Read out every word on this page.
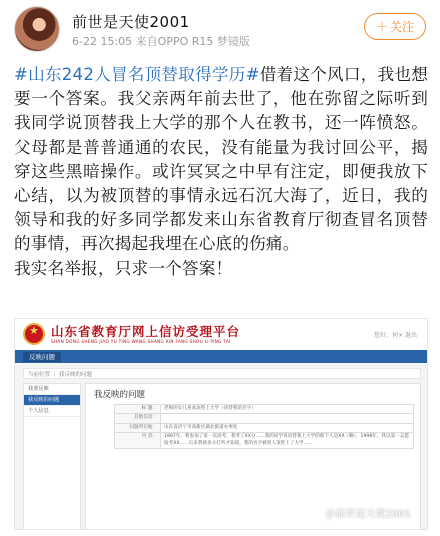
前世是天使2001
6-22 15:05 来自OPPO R15 梦镜版
＋ 关注

#山东242人冒名顶替取得学历#借着这个风口，我也想要一个答案。我父亲两年前去世了，他在弥留之际听到我同学说顶替我上大学的那个人在教书，还一阵愤怒。父母都是普普通通的农民，没有能量为我讨回公平，揭穿这些黑暗操作。或许冥冥之中早有注定，即便我放下心结，以为被顶替的事情永远石沉大海了，近日，我的领导和我的好多同学都发来山东省教育厅彻查冒名顶替的事情，再次揭起我埋在心底的伤痛。

我实名举报，只求一个答案！

★
山东省教育厅网上信访受理平台
SHAN DONG SHENG JIAO YU TING WANG SHANG XIN FANG SHOU LI PING TAI
您好，何× 退出
反映问题
当前位置 ｜ 我反映的问题
我要反映
我反映的问题
个人信息
我反映的问题
标 题：	老师的女儿喜欢顶替上大学（顶替我的名字）
其他信息：	
问题所在地：	山东省济宁市高新区湖北街道办事处
内 容：	1997年，我参加了第一次高考，我考了XX分……我的同学说顶替我上大学的那个人是XX（略），1998年，我以第一志愿报考XX……后来我被多方打听才知道，我的名字被别人顶替上了大学……
＠前世是天使2001
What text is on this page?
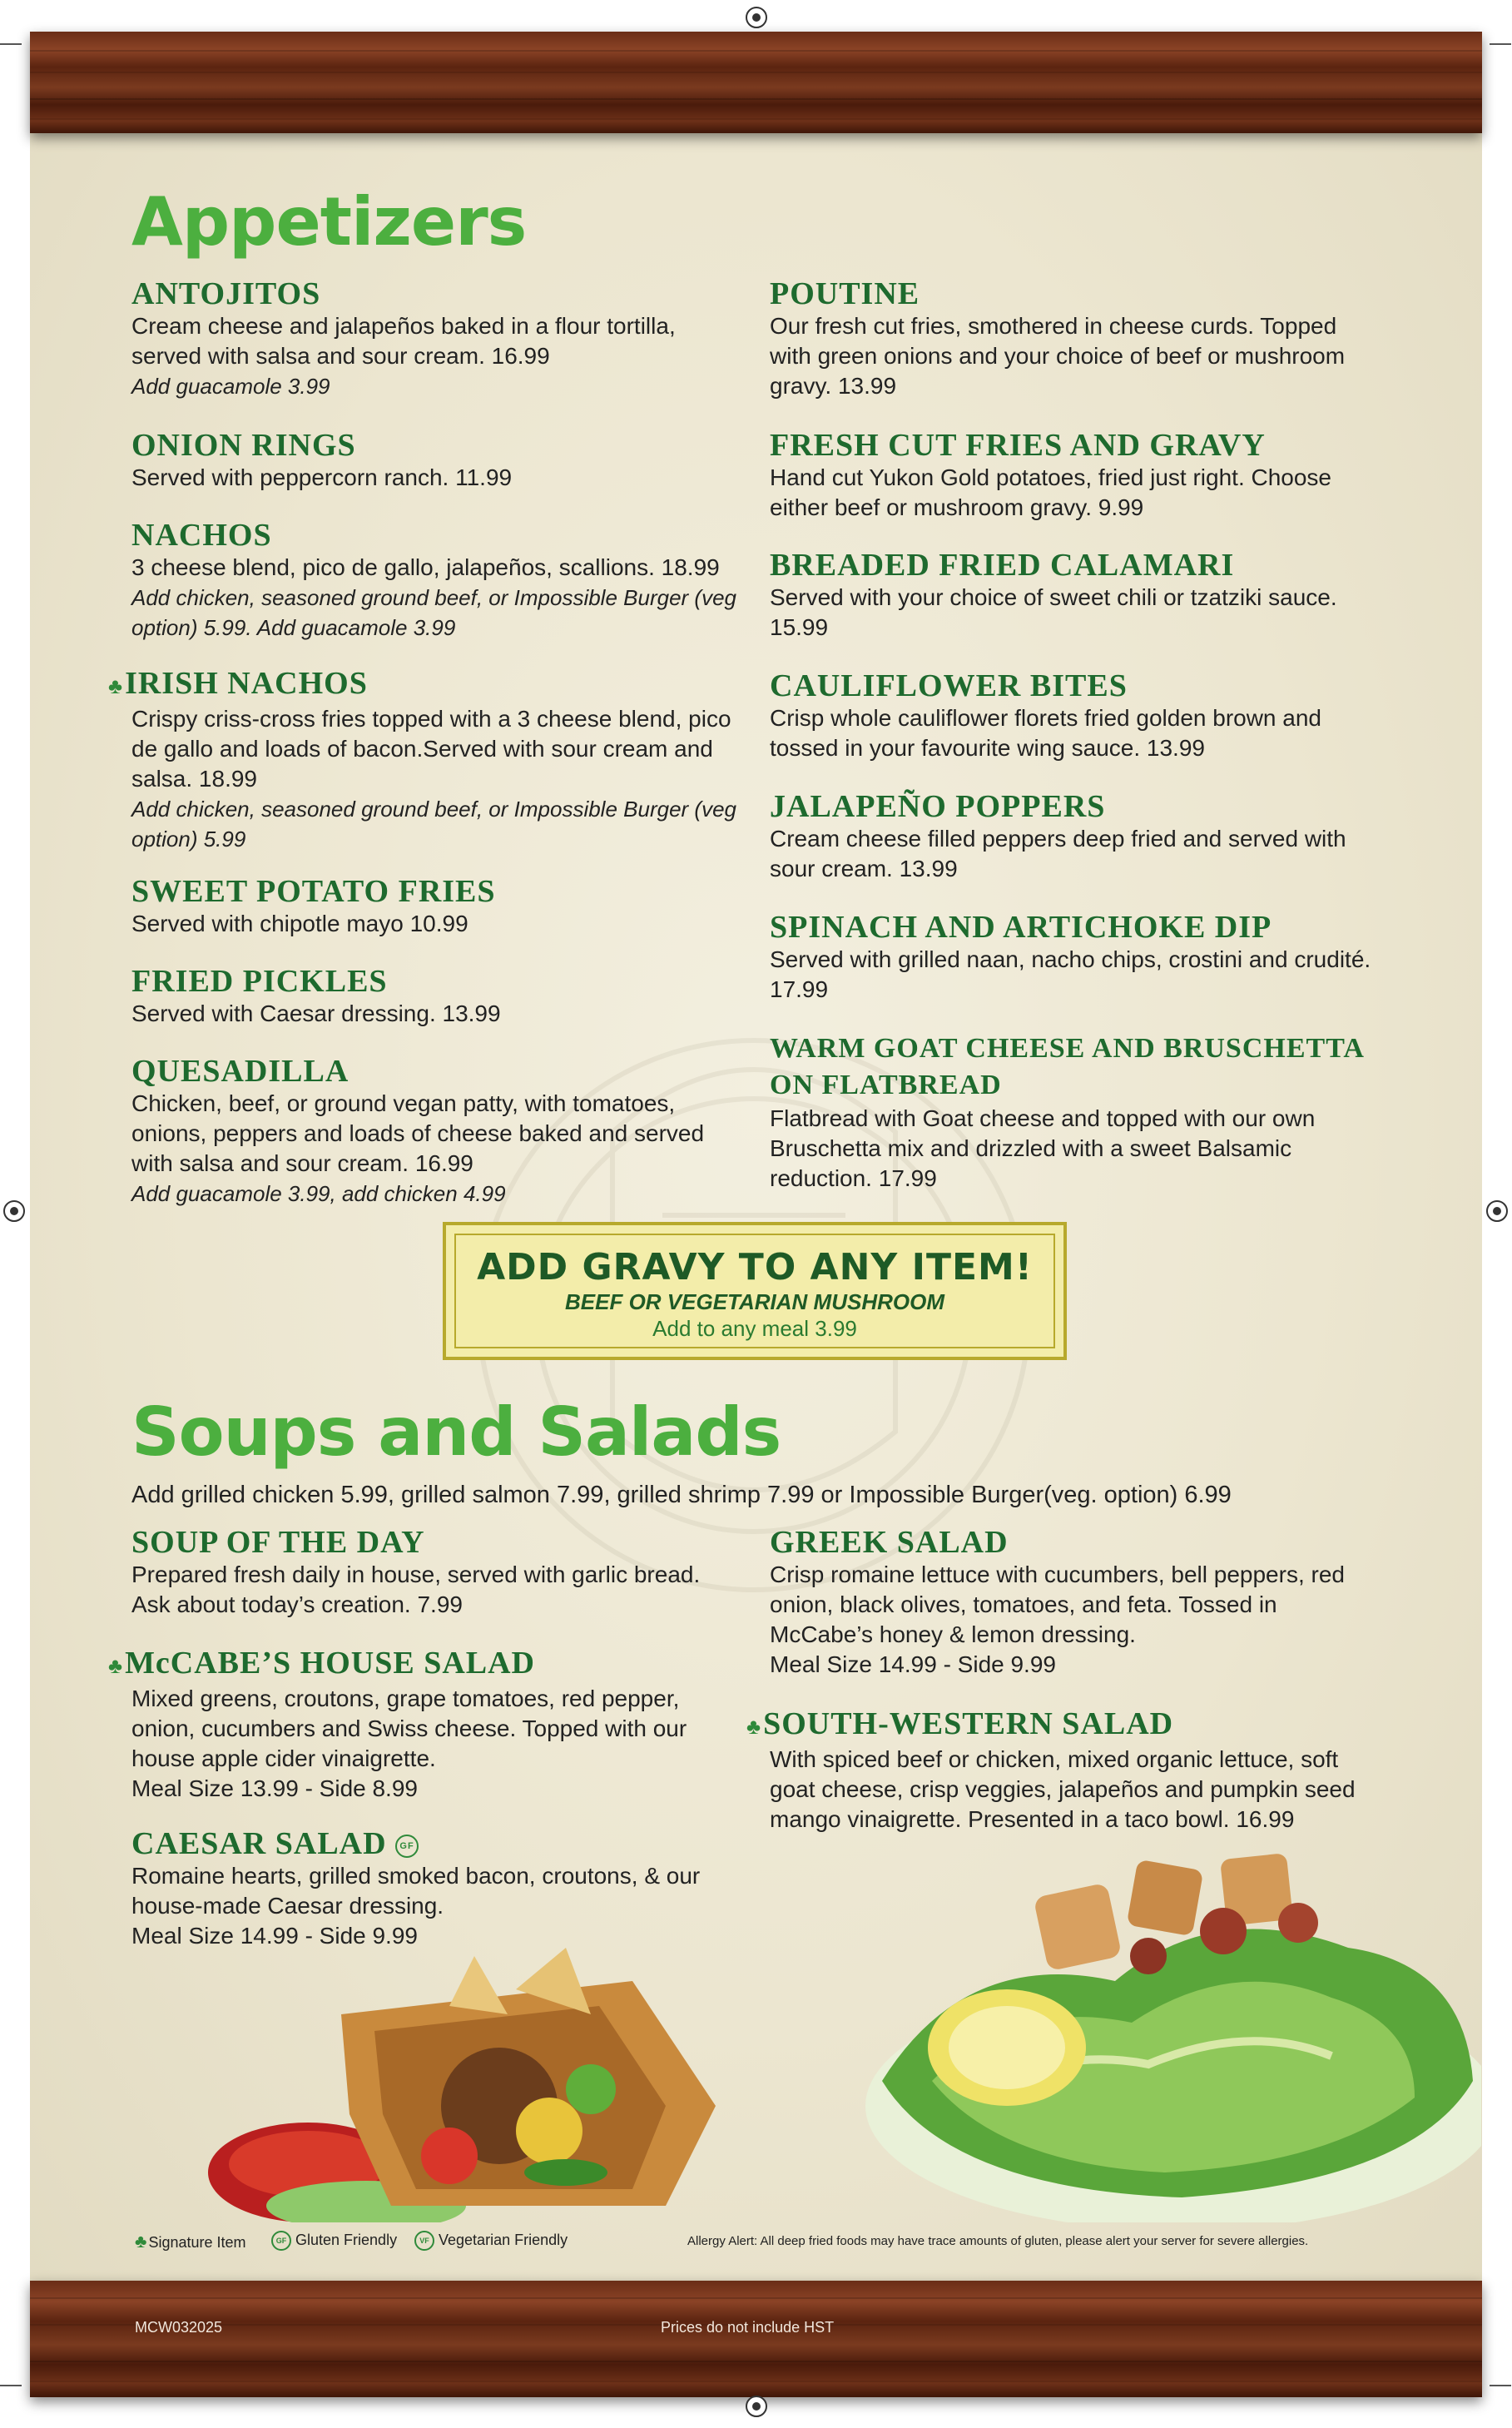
Appetizers
ANTOJITOS
Cream cheese and jalapeños baked in a flour tortilla, served with salsa and sour cream. 16.99
Add guacamole 3.99
ONION RINGS
Served with peppercorn ranch. 11.99
NACHOS
3 cheese blend, pico de gallo, jalapeños, scallions. 18.99
Add chicken, seasoned ground beef, or Impossible Burger (veg option) 5.99. Add guacamole 3.99
♣IRISH NACHOS
Crispy criss-cross fries topped with a 3 cheese blend, pico de gallo and loads of bacon.Served with sour cream and salsa. 18.99
Add chicken, seasoned ground beef, or Impossible Burger (veg option) 5.99
SWEET POTATO FRIES
Served with chipotle mayo 10.99
FRIED PICKLES
Served with Caesar dressing. 13.99
QUESADILLA
Chicken, beef, or ground vegan patty, with tomatoes, onions, peppers and loads of cheese baked and served with salsa and sour cream. 16.99
Add guacamole 3.99, add chicken 4.99
POUTINE
Our fresh cut fries, smothered in cheese curds. Topped with green onions and your choice of beef or mushroom gravy. 13.99
FRESH CUT FRIES AND GRAVY
Hand cut Yukon Gold potatoes, fried just right. Choose either beef or mushroom gravy. 9.99
BREADED FRIED CALAMARI
Served with your choice of sweet chili or tzatziki sauce. 15.99
CAULIFLOWER BITES
Crisp whole cauliflower florets fried golden brown and tossed in your favourite wing sauce. 13.99
JALAPEÑO POPPERS
Cream cheese filled peppers deep fried and served with sour cream. 13.99
SPINACH AND ARTICHOKE DIP
Served with grilled naan, nacho chips, crostini and crudité. 17.99
WARM GOAT CHEESE AND BRUSCHETTA ON FLATBREAD
Flatbread with Goat cheese and topped with our own Bruschetta mix and drizzled with a sweet Balsamic reduction. 17.99
ADD GRAVY TO ANY ITEM!
BEEF OR VEGETARIAN MUSHROOM
Add to any meal 3.99
Soups and Salads
Add grilled chicken 5.99, grilled salmon 7.99, grilled shrimp 7.99 or Impossible Burger(veg. option) 6.99
SOUP OF THE DAY
Prepared fresh daily in house, served with garlic bread. Ask about today’s creation. 7.99
♣McCABE’S HOUSE SALAD
Mixed greens, croutons, grape tomatoes, red pepper, onion, cucumbers and Swiss cheese. Topped with our house apple cider vinaigrette.
Meal Size 13.99 - Side 8.99
CAESAR SALAD GF
Romaine hearts, grilled smoked bacon, croutons, & our house-made Caesar dressing.
Meal Size 14.99 - Side 9.99
GREEK SALAD
Crisp romaine lettuce with cucumbers, bell peppers, red onion, black olives, tomatoes, and feta. Tossed in McCabe’s honey & lemon dressing.
Meal Size 14.99 - Side 9.99
♣SOUTH-WESTERN SALAD
With spiced beef or chicken, mixed organic lettuce, soft goat cheese, crisp veggies, jalapeños and pumpkin seed mango vinaigrette. Presented in a taco bowl. 16.99
♣ Signature Item	GF Gluten Friendly	VF Vegetarian Friendly	Allergy Alert: All deep fried foods may have trace amounts of gluten, please alert your server for severe allergies.
MCW032025	Prices do not include HST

● **Exercise details**
Pull every line containing "guacamole" out of the records.

● **Problem solution**
Add guacamole 3.99
Add chicken, seasoned ground beef, or Impossible Burger (veg option) 5.99. Add guacamole 3.99
Add guacamole 3.99, add chicken 4.99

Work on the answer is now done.